[start of Records for the exercise]

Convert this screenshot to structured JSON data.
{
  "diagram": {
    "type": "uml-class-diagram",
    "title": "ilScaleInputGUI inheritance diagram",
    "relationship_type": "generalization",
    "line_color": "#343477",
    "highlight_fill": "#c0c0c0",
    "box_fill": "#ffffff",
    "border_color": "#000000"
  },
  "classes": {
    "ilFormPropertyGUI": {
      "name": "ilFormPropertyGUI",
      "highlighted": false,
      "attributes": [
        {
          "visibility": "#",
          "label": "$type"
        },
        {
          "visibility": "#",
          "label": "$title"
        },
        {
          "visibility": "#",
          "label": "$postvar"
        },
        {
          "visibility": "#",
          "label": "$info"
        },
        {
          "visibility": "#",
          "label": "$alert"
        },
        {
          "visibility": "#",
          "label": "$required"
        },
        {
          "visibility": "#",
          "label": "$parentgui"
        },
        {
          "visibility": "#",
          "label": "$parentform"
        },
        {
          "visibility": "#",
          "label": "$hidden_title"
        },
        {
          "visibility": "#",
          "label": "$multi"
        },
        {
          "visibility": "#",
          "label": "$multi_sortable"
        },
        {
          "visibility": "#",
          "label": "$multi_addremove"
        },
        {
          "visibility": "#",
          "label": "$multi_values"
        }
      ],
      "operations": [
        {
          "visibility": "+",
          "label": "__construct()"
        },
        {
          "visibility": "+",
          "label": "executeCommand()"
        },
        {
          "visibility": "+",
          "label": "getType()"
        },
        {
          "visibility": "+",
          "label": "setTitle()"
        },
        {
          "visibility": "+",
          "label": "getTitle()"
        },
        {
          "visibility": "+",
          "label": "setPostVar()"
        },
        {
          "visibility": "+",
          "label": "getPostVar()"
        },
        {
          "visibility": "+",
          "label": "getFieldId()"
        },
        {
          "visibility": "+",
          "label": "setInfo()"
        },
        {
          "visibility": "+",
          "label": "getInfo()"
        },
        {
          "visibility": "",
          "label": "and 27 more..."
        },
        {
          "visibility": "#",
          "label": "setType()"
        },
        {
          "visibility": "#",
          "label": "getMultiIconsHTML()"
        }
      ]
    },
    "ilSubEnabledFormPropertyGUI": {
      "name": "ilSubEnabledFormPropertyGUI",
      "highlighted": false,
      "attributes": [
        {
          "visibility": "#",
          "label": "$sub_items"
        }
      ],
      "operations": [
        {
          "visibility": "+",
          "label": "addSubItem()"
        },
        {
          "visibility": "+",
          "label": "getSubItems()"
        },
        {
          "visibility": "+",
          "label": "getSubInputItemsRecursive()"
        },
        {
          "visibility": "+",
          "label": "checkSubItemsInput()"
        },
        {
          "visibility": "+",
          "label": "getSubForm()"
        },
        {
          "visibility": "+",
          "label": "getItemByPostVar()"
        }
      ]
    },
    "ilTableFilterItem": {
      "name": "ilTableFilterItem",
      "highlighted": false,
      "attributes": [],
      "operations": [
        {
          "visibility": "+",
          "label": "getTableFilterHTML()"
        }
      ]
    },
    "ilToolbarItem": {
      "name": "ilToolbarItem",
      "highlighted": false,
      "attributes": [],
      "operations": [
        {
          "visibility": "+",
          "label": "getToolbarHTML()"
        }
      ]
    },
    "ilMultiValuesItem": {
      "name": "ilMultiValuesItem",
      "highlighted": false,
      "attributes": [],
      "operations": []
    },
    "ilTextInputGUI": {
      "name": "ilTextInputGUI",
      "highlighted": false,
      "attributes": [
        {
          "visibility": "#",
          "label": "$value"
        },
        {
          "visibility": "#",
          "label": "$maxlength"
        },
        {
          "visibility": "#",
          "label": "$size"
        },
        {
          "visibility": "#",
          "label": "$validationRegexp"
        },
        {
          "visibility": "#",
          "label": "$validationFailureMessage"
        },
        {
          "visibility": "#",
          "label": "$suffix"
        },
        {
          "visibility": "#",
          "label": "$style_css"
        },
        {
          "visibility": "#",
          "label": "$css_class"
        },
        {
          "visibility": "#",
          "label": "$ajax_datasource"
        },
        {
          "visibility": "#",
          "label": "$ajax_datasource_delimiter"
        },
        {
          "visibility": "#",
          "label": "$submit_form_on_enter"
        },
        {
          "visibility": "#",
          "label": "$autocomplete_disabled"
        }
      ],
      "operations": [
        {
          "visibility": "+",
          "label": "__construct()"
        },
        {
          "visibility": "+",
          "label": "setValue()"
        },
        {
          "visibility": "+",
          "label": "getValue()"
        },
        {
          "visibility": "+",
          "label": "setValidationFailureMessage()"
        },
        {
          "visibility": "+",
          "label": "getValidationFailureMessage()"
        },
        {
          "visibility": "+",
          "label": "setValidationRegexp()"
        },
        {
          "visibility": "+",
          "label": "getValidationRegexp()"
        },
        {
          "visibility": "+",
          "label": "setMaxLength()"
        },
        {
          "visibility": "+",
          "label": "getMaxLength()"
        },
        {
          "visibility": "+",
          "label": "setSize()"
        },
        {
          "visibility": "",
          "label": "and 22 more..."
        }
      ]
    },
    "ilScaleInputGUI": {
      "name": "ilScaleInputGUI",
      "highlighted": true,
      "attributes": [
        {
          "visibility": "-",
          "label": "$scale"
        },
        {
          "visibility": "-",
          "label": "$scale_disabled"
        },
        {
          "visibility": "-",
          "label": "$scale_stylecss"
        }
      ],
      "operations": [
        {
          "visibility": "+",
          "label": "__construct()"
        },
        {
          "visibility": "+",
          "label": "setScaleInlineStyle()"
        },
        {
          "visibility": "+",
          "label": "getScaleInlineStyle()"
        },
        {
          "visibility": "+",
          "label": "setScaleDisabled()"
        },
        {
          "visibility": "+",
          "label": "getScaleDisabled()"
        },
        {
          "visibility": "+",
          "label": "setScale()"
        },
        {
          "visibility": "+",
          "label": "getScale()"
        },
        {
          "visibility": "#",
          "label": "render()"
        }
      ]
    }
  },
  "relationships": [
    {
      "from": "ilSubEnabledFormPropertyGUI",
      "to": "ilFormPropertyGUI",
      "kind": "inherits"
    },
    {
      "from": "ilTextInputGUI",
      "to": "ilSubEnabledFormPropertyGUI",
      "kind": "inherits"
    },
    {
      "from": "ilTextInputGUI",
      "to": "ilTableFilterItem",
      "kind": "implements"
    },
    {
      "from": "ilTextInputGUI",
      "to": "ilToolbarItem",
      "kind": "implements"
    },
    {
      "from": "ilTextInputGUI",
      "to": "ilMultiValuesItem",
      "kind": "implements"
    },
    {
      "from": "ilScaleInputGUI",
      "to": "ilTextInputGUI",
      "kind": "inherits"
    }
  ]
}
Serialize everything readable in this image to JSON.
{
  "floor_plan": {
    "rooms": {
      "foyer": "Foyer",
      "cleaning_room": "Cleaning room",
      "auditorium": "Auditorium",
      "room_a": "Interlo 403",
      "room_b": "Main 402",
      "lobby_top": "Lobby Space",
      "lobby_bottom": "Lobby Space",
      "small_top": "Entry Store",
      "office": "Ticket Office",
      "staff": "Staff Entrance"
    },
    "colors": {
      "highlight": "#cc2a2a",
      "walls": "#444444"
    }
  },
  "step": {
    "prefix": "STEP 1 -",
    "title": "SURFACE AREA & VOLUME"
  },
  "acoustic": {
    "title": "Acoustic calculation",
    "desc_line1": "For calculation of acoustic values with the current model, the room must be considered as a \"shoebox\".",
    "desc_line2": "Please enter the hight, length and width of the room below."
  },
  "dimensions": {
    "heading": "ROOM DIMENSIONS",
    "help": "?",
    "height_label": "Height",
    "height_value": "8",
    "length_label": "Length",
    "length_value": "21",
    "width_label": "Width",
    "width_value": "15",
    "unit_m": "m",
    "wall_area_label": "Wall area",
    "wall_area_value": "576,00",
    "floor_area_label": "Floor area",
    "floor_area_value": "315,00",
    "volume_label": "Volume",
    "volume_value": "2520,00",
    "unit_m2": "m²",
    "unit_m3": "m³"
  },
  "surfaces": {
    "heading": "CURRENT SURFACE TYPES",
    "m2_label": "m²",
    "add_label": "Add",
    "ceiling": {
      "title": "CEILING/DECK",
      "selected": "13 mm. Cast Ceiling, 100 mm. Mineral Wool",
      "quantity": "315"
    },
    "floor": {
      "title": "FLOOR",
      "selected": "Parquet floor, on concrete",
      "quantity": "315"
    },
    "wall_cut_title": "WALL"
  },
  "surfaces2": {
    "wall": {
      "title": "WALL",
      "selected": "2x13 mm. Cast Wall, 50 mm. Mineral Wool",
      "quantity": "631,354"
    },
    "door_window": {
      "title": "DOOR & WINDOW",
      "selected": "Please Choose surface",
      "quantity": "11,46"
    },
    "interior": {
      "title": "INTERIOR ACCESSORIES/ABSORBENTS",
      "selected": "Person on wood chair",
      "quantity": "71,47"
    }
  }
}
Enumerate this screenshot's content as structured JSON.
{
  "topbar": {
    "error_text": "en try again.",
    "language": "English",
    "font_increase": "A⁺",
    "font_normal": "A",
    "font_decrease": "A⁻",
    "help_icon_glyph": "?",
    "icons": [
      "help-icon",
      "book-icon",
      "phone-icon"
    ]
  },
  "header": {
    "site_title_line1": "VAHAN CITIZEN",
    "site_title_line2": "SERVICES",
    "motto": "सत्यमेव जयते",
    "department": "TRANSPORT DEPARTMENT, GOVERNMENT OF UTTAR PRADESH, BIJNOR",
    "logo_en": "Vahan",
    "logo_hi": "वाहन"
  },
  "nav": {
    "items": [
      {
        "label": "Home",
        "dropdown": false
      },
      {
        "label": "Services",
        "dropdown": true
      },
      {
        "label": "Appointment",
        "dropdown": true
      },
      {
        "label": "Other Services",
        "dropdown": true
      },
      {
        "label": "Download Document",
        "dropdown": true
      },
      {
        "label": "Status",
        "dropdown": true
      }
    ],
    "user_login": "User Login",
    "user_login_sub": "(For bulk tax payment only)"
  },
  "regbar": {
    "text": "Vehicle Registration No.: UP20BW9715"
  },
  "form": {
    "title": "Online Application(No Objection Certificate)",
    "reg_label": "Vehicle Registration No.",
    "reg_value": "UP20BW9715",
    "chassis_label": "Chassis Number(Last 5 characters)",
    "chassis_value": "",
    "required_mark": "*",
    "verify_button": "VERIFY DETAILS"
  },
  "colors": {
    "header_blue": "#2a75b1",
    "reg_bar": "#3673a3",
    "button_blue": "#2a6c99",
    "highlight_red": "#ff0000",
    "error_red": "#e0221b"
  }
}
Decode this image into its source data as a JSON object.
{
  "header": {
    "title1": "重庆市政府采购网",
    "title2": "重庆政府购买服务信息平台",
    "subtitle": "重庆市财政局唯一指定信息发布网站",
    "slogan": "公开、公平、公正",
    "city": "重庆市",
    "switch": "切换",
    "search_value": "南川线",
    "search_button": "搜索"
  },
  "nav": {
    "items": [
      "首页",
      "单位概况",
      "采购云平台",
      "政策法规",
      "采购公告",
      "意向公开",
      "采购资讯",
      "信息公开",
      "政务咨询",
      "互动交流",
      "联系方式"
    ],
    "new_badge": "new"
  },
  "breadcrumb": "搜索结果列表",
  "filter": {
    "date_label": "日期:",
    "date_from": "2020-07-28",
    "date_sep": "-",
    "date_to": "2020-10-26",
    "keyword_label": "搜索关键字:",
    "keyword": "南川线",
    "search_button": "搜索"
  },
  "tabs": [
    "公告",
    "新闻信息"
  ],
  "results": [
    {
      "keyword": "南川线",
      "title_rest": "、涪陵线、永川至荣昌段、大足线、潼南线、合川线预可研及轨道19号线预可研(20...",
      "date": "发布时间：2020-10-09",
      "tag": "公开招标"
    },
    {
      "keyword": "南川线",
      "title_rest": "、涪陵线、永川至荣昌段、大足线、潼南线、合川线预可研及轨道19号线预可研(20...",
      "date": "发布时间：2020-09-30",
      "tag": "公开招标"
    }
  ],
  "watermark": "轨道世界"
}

[end of Records for the exercise]

## Exercise details:
Search the listing for the word "Lobby". Copy every line in which it occurs.

## Solution for this problem:
      "lobby_top": "Lobby Space",
      "lobby_bottom": "Lobby Space",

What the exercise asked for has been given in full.